§ **Provided data**
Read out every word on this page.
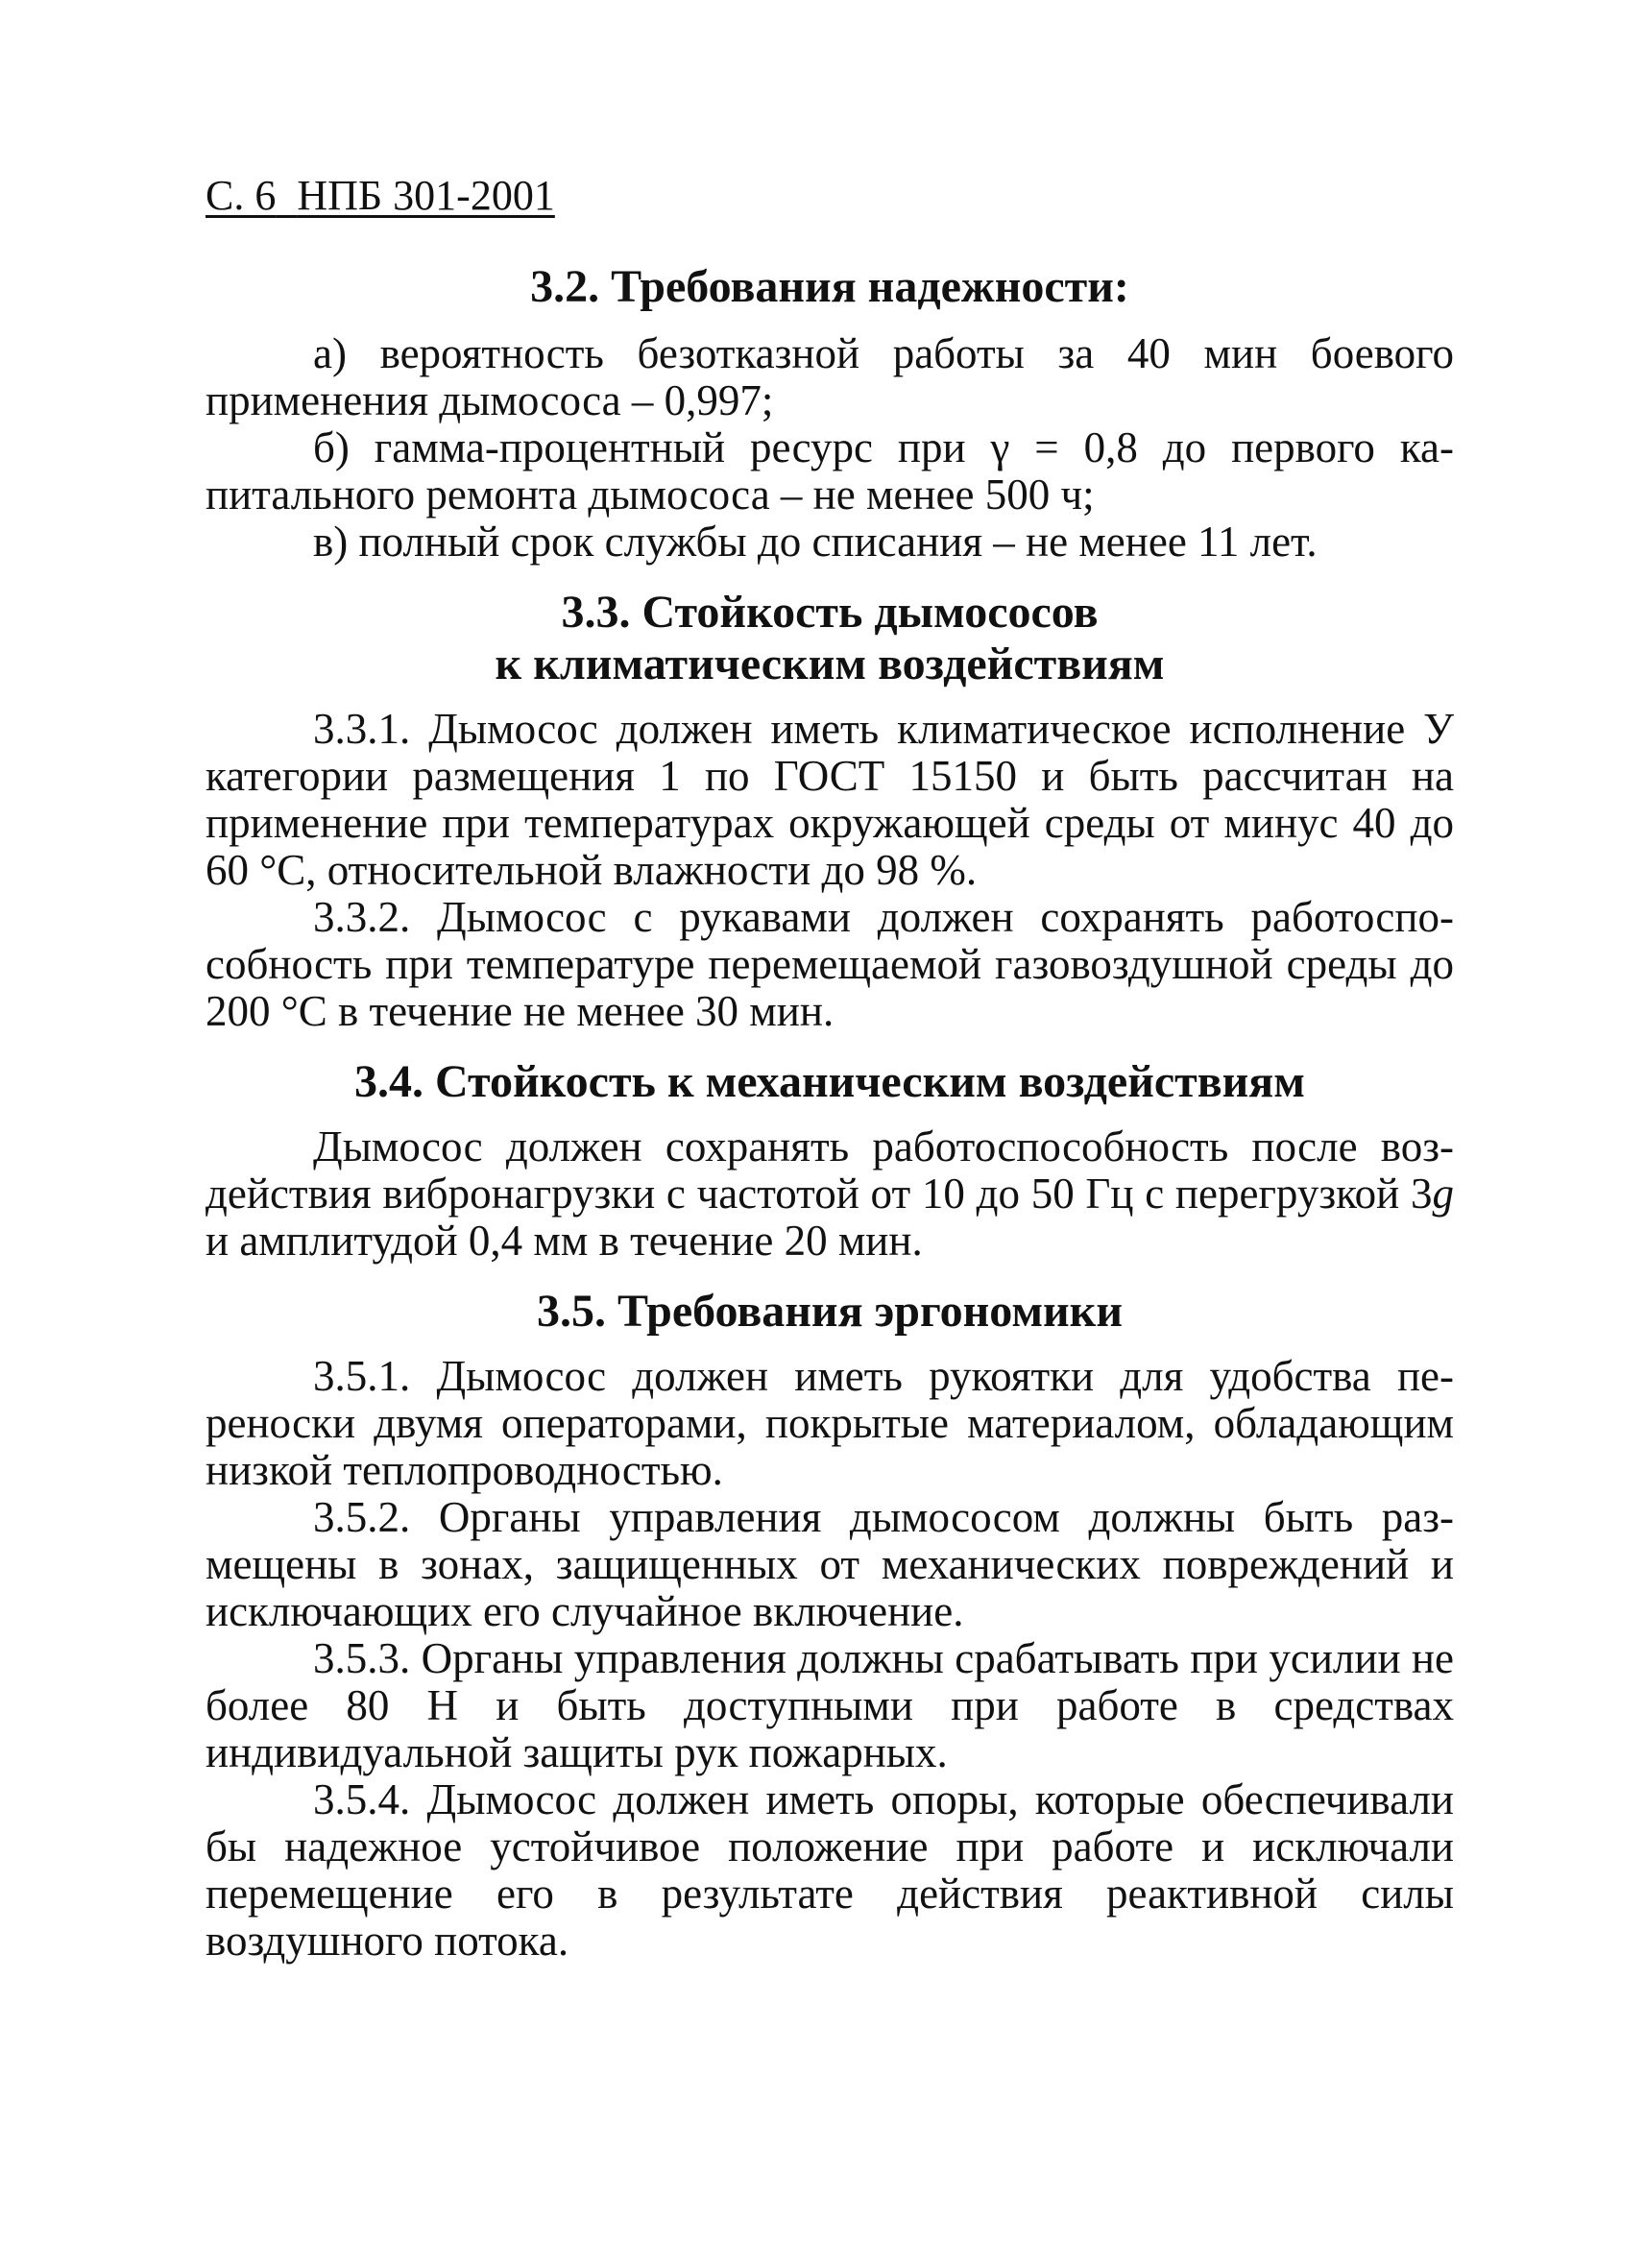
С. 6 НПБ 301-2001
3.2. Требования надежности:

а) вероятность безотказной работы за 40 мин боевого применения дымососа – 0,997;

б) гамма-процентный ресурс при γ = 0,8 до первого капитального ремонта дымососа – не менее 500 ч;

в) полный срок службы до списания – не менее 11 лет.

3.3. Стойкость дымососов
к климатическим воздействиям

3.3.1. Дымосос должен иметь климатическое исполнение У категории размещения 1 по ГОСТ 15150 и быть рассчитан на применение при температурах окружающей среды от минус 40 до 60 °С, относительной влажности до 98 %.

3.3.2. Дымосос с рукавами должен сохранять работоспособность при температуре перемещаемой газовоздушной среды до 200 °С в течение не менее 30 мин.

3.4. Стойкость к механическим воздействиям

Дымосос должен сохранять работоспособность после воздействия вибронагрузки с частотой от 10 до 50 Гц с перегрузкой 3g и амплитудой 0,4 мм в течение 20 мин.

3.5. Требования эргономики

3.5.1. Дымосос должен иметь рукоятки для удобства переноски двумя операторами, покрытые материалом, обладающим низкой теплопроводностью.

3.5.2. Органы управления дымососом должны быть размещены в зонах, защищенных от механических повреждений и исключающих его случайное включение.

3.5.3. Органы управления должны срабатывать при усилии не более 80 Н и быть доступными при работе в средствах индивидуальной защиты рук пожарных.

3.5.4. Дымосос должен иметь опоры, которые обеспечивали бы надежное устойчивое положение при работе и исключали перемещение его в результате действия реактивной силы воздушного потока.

...

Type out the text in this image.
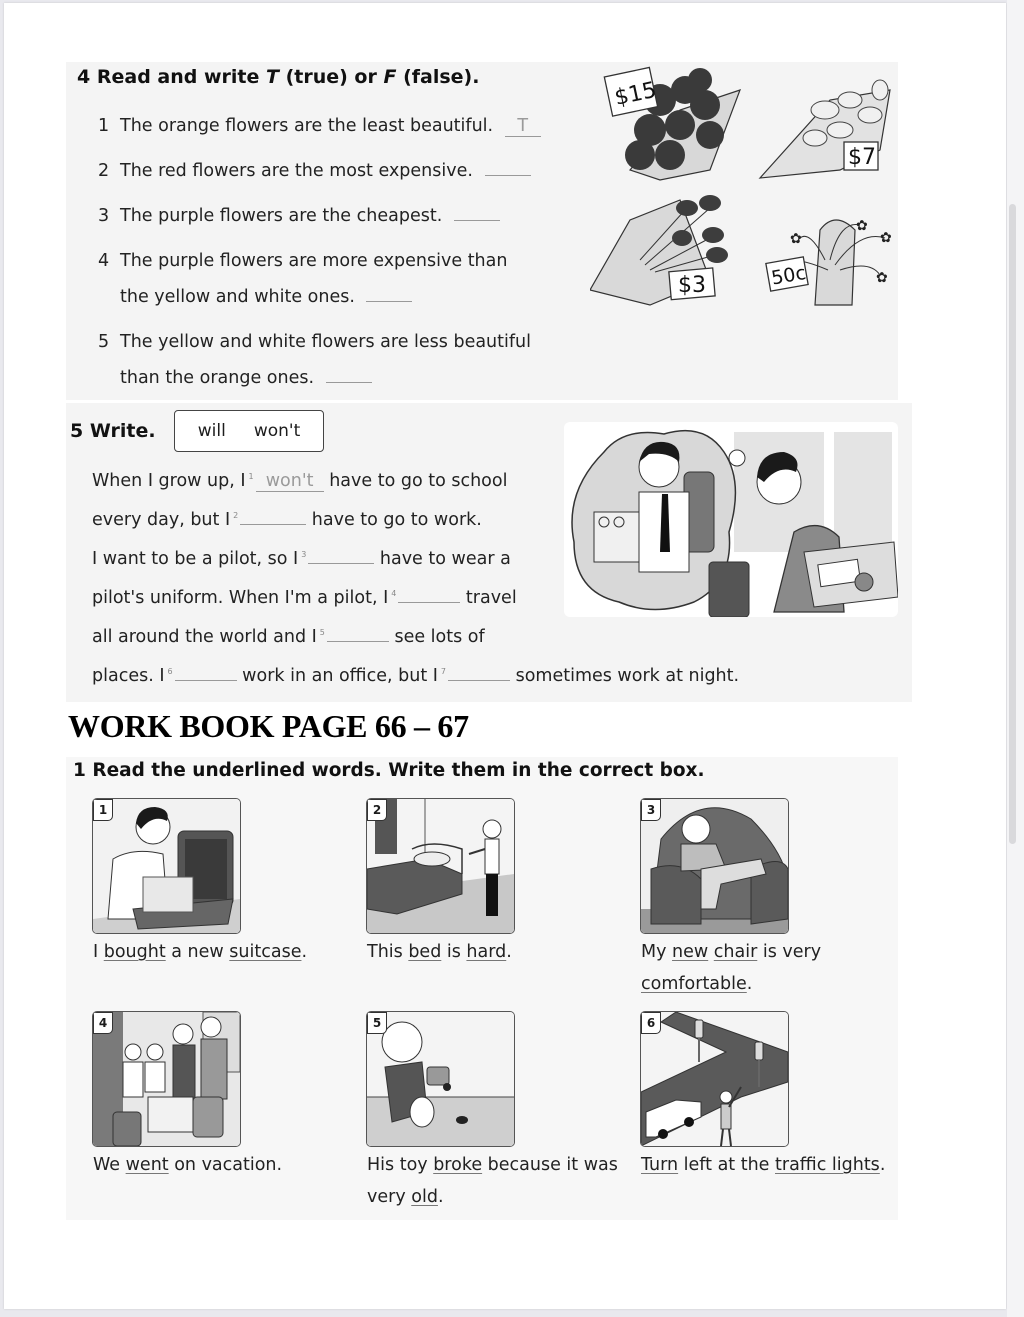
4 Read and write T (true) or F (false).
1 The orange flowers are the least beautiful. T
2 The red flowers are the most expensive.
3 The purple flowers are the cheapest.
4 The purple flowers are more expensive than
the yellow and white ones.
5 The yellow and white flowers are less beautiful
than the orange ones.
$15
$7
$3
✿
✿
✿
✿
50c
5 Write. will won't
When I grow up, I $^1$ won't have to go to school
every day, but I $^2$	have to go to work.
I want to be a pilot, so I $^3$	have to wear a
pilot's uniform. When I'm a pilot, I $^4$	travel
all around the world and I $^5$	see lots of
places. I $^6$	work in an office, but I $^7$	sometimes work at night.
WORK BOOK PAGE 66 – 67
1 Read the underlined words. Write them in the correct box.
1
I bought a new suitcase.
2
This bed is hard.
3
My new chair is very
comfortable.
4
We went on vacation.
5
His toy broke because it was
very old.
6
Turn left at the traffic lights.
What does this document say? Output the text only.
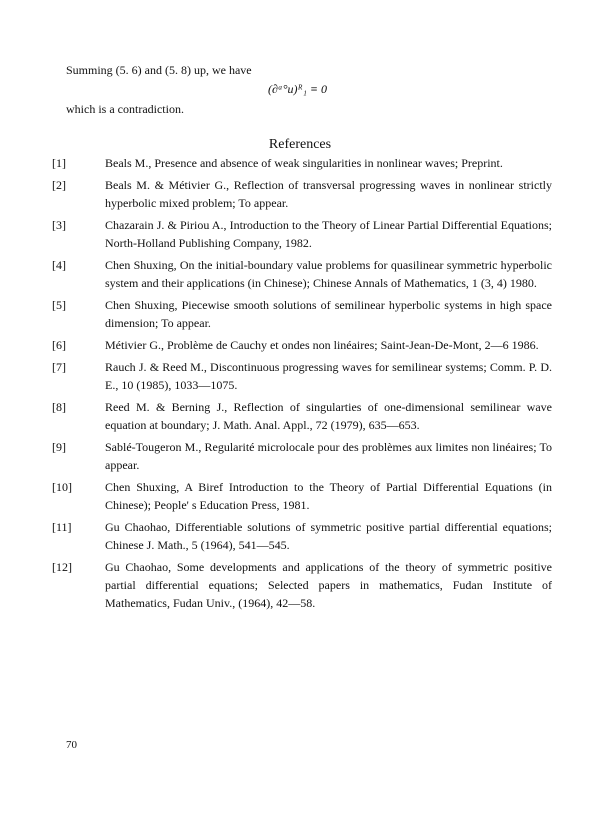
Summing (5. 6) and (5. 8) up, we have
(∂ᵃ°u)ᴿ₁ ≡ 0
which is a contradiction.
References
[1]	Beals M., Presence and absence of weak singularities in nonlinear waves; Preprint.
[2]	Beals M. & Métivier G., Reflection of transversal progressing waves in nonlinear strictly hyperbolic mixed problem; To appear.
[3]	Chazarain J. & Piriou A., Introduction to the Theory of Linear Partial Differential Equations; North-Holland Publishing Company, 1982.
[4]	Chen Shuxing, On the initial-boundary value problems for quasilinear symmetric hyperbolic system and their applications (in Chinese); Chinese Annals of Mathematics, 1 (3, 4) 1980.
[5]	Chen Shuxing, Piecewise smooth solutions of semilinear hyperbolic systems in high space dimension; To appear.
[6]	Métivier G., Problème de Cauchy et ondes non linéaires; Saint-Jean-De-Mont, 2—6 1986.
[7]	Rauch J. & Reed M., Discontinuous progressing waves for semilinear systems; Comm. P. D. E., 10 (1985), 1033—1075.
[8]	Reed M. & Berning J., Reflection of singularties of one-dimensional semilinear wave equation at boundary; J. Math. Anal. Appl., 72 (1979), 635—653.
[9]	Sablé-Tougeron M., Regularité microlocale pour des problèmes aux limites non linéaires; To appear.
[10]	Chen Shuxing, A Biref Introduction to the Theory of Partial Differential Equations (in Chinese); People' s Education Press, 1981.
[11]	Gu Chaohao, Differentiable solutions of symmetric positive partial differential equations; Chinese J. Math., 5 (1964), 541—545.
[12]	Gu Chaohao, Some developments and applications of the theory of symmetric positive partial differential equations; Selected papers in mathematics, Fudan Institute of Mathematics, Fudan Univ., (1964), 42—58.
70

--

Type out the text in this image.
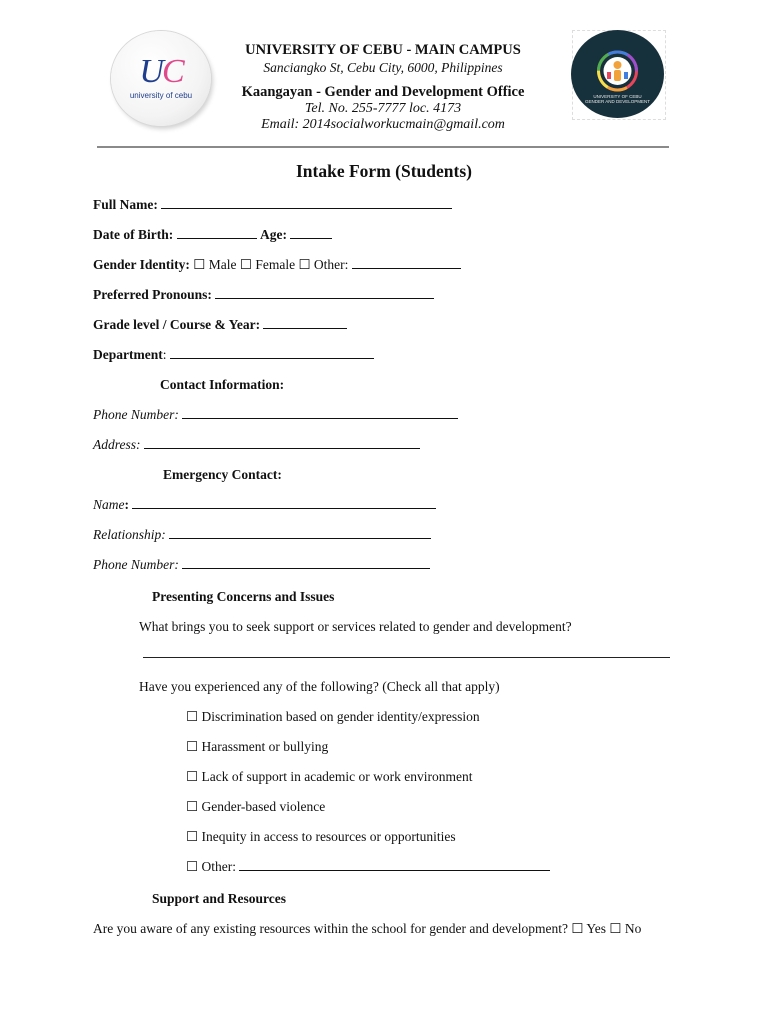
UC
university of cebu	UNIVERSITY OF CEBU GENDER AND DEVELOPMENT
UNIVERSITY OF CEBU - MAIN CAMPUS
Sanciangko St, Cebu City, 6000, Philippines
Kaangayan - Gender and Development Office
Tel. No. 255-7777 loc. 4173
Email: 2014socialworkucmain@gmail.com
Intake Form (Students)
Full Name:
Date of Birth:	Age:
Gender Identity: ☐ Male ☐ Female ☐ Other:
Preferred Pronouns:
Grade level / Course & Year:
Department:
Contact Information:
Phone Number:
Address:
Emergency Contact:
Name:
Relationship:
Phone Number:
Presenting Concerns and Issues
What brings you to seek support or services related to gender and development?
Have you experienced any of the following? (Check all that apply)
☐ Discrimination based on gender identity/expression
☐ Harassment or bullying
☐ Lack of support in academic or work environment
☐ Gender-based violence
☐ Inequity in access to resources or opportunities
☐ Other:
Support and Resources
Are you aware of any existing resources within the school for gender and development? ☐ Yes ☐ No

§ **What the task requires**
Copy out each line of the records where the string "When" appears.

§ **Answer to the task**
When I grow up, I $^1$ won't have to go to school
pilot's uniform. When I'm a pilot, I $^4$	travel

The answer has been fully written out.